Omit the pictures from the entries below and retype everything else exactly.

<<<<

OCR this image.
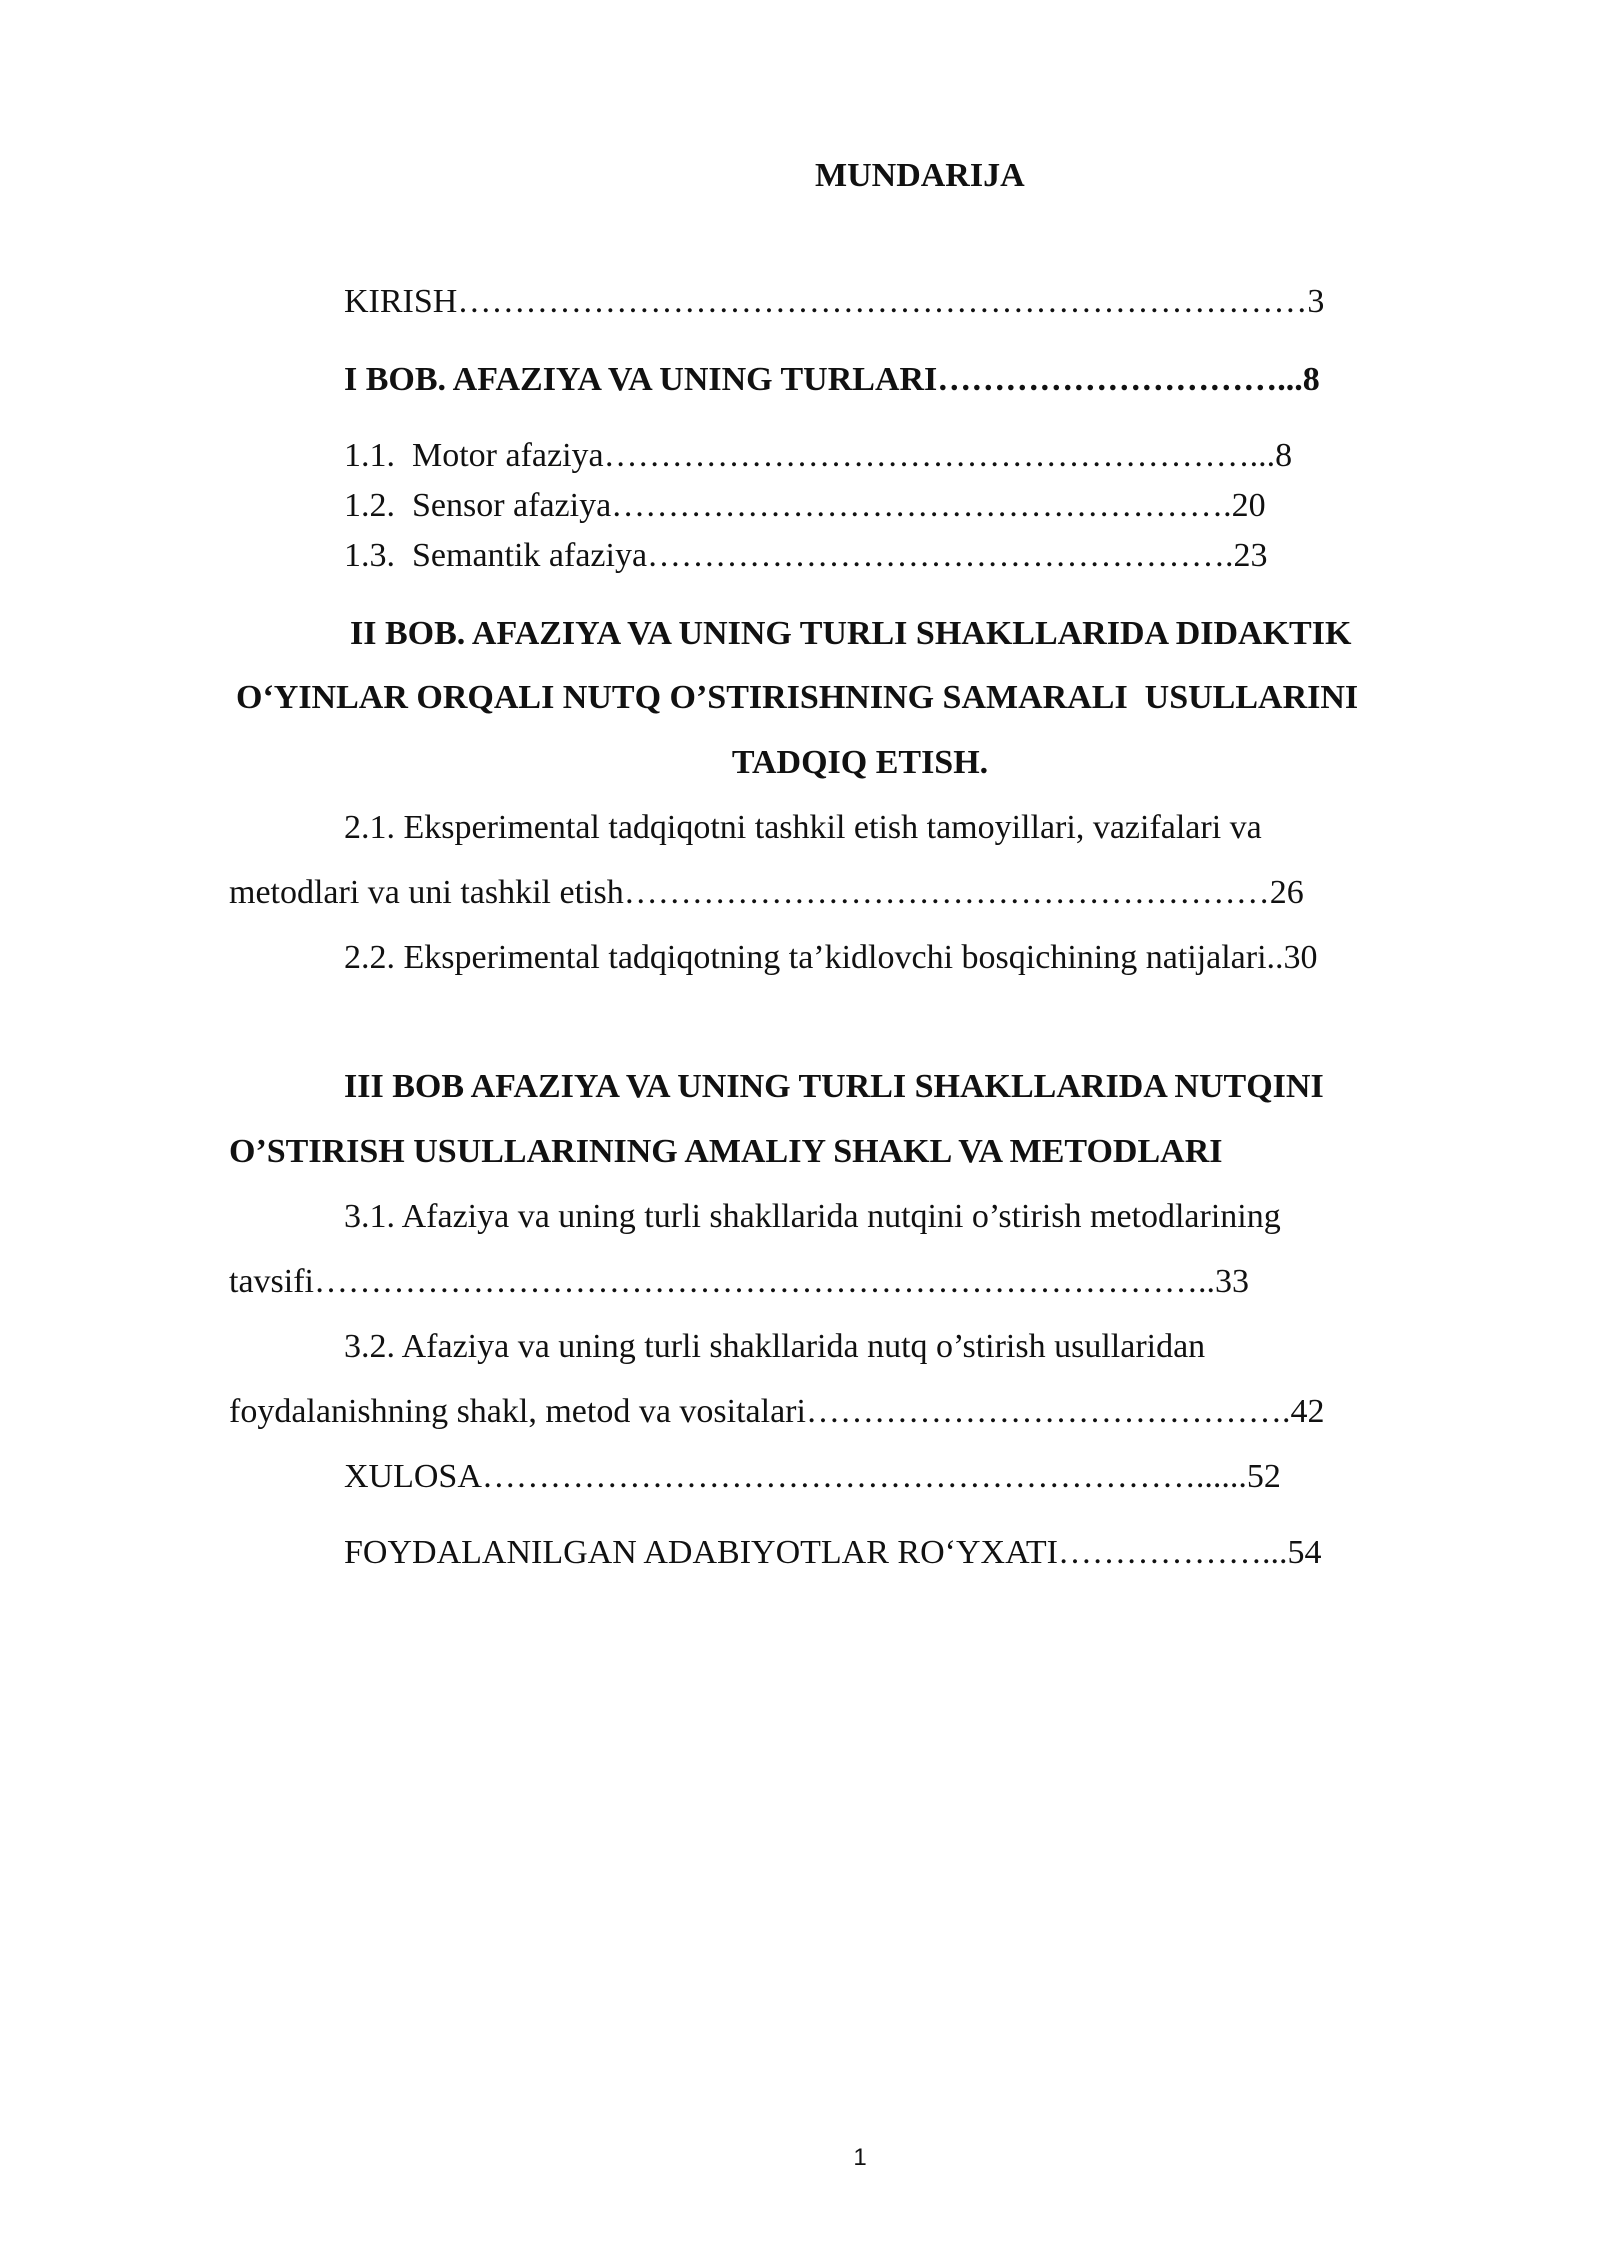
MUNDARIJA
KIRISH…………………………………………………………………3
I BOB. AFAZIYA VA UNING TURLARI…………………………...8
1.1.  Motor afaziya…………………………………………………...8
1.2.  Sensor afaziya……………………………………………….20
1.3.  Semantik afaziya…………………………………………….23
II BOB. AFAZIYA VA UNING TURLI SHAKLLARIDA DIDAKTIK
O‘YINLAR ORQALI NUTQ O’STIRISHNING SAMARALI  USULLARINI
TADQIQ ETISH.
2.1. Eksperimental tadqiqotni tashkil etish tamoyillari, vazifalari va
metodlari va uni tashkil etish…………………………………………………26
2.2. Eksperimental tadqiqotning ta’kidlovchi bosqichining natijalari..30
III BOB AFAZIYA VA UNING TURLI SHAKLLARIDA NUTQINI
O’STIRISH USULLARINING AMALIY SHAKL VA METODLARI
3.1. Afaziya va uning turli shakllarida nutqini o’stirish metodlarining
tavsifi……………………………………………………………………..33
3.2. Afaziya va uning turli shakllarida nutq o’stirish usullaridan
foydalanishning shakl, metod va vositalari…………………………………….42
XULOSA………………………………………………………......52
FOYDALANILGAN ADABIYOTLAR RO‘YXATI………………...54
1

>>>>

CORRECT OUTPUT:
OCR this image.
MUNDARIJA
KIRISH…………………………………………………………………3
I BOB. AFAZIYA VA UNING TURLARI…………………………...8
1.1.  Motor afaziya…………………………………………………...8
1.2.  Sensor afaziya……………………………………………….20
1.3.  Semantik afaziya…………………………………………….23
II BOB. AFAZIYA VA UNING TURLI SHAKLLARIDA DIDAKTIK
O‘YINLAR ORQALI NUTQ O’STIRISHNING SAMARALI  USULLARINI
TADQIQ ETISH.
2.1. Eksperimental tadqiqotni tashkil etish tamoyillari, vazifalari va
metodlari va uni tashkil etish…………………………………………………26
2.2. Eksperimental tadqiqotning ta’kidlovchi bosqichining natijalari..30
III BOB AFAZIYA VA UNING TURLI SHAKLLARIDA NUTQINI
O’STIRISH USULLARINING AMALIY SHAKL VA METODLARI
3.1. Afaziya va uning turli shakllarida nutqini o’stirish metodlarining
tavsifi……………………………………………………………………..33
3.2. Afaziya va uning turli shakllarida nutq o’stirish usullaridan
foydalanishning shakl, metod va vositalari…………………………………….42
XULOSA………………………………………………………......52
FOYDALANILGAN ADABIYOTLAR RO‘YXATI………………...54
1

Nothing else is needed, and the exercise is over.